* begin *

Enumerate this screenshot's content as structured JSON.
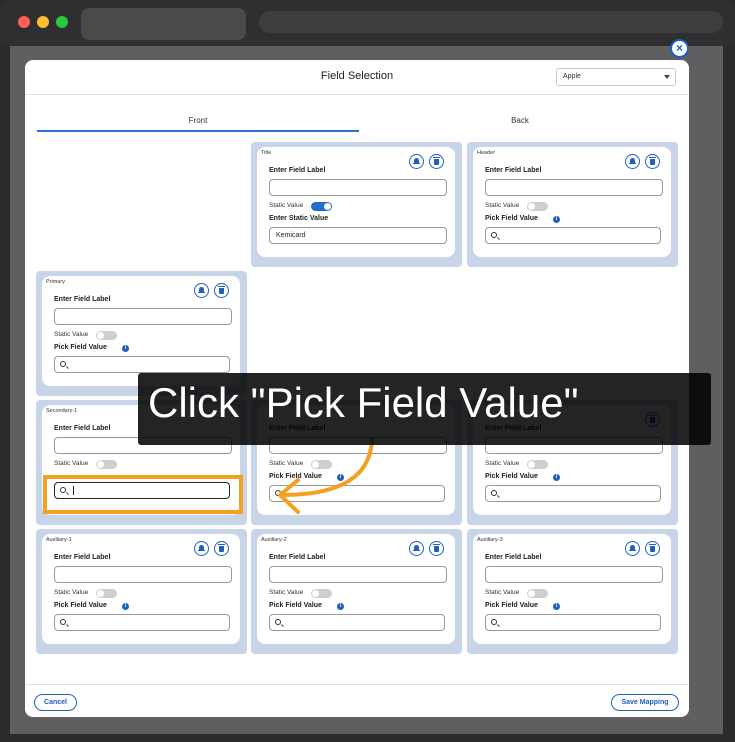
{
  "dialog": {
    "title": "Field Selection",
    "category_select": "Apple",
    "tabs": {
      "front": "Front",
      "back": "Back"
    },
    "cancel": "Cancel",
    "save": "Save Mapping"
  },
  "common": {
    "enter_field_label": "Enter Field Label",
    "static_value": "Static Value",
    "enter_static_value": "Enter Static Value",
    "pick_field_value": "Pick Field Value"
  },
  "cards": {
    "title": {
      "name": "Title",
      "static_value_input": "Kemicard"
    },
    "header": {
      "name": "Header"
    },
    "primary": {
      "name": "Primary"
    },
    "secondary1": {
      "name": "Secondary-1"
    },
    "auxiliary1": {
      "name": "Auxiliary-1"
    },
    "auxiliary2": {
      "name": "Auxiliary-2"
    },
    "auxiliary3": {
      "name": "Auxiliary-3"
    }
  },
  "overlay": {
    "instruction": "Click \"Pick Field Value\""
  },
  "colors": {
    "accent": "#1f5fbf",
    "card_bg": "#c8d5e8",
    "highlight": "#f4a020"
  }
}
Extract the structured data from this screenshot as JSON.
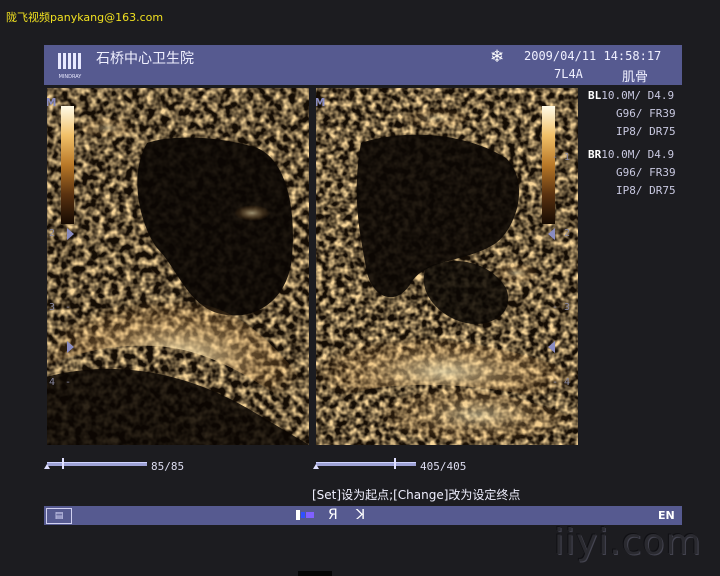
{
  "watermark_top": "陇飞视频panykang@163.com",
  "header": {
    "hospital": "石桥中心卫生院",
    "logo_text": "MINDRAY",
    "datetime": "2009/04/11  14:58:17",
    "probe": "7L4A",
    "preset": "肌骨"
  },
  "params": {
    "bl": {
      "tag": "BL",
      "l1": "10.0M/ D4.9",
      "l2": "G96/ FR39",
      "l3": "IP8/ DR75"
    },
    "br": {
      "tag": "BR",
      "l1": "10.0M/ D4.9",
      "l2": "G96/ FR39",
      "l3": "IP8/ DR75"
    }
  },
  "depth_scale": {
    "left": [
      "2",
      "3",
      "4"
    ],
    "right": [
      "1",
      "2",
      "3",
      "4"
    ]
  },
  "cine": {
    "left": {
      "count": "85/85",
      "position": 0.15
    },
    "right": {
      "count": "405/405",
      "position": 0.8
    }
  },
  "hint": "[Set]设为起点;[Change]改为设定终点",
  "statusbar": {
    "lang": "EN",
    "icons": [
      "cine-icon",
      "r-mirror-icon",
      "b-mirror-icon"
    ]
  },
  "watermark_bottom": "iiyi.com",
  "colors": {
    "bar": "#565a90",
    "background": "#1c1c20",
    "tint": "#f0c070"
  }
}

* end *

_Requirement_.
Write out every line of the listing that holds the word "this".

_Answer to the problem_.
Enumerate this screenshot's content as structured JSON.
Extract the structured data from this screenshot as JSON.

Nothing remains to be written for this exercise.